Please copy all the lines that follow, word for word.

■ ■ ■ ■

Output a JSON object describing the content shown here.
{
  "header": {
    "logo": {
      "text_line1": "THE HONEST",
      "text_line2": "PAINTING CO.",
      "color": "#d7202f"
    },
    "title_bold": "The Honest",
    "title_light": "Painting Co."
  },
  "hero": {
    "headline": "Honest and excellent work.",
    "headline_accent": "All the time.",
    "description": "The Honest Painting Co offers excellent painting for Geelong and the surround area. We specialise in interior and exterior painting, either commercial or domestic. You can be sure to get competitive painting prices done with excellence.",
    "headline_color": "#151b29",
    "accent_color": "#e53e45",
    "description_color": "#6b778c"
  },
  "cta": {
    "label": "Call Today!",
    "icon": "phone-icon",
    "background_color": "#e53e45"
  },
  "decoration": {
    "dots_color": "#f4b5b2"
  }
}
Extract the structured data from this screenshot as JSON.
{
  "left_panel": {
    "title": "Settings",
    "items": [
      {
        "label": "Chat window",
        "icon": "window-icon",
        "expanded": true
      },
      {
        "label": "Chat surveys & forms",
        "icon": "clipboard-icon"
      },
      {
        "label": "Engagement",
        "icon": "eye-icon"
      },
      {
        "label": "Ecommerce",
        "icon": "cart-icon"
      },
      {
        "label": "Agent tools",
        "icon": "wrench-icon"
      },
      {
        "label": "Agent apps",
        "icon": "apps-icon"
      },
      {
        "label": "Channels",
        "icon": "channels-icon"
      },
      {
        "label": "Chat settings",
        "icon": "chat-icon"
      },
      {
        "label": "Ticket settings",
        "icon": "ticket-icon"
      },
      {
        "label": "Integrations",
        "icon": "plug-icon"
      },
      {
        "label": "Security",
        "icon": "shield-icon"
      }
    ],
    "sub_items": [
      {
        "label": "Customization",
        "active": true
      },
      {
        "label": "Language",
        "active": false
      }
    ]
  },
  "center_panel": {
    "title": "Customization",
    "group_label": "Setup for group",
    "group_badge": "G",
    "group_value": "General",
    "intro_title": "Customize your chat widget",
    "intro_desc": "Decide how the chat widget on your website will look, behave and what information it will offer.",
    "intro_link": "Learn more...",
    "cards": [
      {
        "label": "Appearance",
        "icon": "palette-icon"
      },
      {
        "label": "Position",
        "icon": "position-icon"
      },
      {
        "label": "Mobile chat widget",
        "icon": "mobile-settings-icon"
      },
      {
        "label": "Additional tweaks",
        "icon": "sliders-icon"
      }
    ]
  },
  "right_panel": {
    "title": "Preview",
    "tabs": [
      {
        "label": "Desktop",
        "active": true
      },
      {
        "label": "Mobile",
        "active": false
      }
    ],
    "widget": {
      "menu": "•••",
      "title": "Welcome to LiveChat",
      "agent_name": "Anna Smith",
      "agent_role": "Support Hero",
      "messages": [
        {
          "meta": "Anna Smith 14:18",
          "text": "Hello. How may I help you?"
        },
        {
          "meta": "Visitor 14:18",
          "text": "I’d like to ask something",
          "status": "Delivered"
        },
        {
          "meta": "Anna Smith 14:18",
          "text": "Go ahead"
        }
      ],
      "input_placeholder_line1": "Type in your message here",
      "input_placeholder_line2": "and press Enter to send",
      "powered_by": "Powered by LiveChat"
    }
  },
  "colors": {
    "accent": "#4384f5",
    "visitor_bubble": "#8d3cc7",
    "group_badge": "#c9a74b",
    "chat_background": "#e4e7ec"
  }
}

■ ■ ■ ■

__Task solution__
Output a JSON object describing the content shown here.
{
  "header": {
    "logo": {
      "text_line1": "THE HONEST",
      "text_line2": "PAINTING CO.",
      "color": "#d7202f"
    },
    "title_bold": "The Honest",
    "title_light": "Painting Co."
  },
  "hero": {
    "headline": "Honest and excellent work.",
    "headline_accent": "All the time.",
    "description": "The Honest Painting Co offers excellent painting for Geelong and the surround area. We specialise in interior and exterior painting, either commercial or domestic. You can be sure to get competitive painting prices done with excellence.",
    "headline_color": "#151b29",
    "accent_color": "#e53e45",
    "description_color": "#6b778c"
  },
  "cta": {
    "label": "Call Today!",
    "icon": "phone-icon",
    "background_color": "#e53e45"
  },
  "decoration": {
    "dots_color": "#f4b5b2"
  }
}
Extract the structured data from this screenshot as JSON.
{
  "left_panel": {
    "title": "Settings",
    "items": [
      {
        "label": "Chat window",
        "icon": "window-icon",
        "expanded": true
      },
      {
        "label": "Chat surveys & forms",
        "icon": "clipboard-icon"
      },
      {
        "label": "Engagement",
        "icon": "eye-icon"
      },
      {
        "label": "Ecommerce",
        "icon": "cart-icon"
      },
      {
        "label": "Agent tools",
        "icon": "wrench-icon"
      },
      {
        "label": "Agent apps",
        "icon": "apps-icon"
      },
      {
        "label": "Channels",
        "icon": "channels-icon"
      },
      {
        "label": "Chat settings",
        "icon": "chat-icon"
      },
      {
        "label": "Ticket settings",
        "icon": "ticket-icon"
      },
      {
        "label": "Integrations",
        "icon": "plug-icon"
      },
      {
        "label": "Security",
        "icon": "shield-icon"
      }
    ],
    "sub_items": [
      {
        "label": "Customization",
        "active": true
      },
      {
        "label": "Language",
        "active": false
      }
    ]
  },
  "center_panel": {
    "title": "Customization",
    "group_label": "Setup for group",
    "group_badge": "G",
    "group_value": "General",
    "intro_title": "Customize your chat widget",
    "intro_desc": "Decide how the chat widget on your website will look, behave and what information it will offer.",
    "intro_link": "Learn more...",
    "cards": [
      {
        "label": "Appearance",
        "icon": "palette-icon"
      },
      {
        "label": "Position",
        "icon": "position-icon"
      },
      {
        "label": "Mobile chat widget",
        "icon": "mobile-settings-icon"
      },
      {
        "label": "Additional tweaks",
        "icon": "sliders-icon"
      }
    ]
  },
  "right_panel": {
    "title": "Preview",
    "tabs": [
      {
        "label": "Desktop",
        "active": true
      },
      {
        "label": "Mobile",
        "active": false
      }
    ],
    "widget": {
      "menu": "•••",
      "title": "Welcome to LiveChat",
      "agent_name": "Anna Smith",
      "agent_role": "Support Hero",
      "messages": [
        {
          "meta": "Anna Smith 14:18",
          "text": "Hello. How may I help you?"
        },
        {
          "meta": "Visitor 14:18",
          "text": "I’d like to ask something",
          "status": "Delivered"
        },
        {
          "meta": "Anna Smith 14:18",
          "text": "Go ahead"
        }
      ],
      "input_placeholder_line1": "Type in your message here",
      "input_placeholder_line2": "and press Enter to send",
      "powered_by": "Powered by LiveChat"
    }
  },
  "colors": {
    "accent": "#4384f5",
    "visitor_bubble": "#8d3cc7",
    "group_badge": "#c9a74b",
    "chat_background": "#e4e7ec"
  }
}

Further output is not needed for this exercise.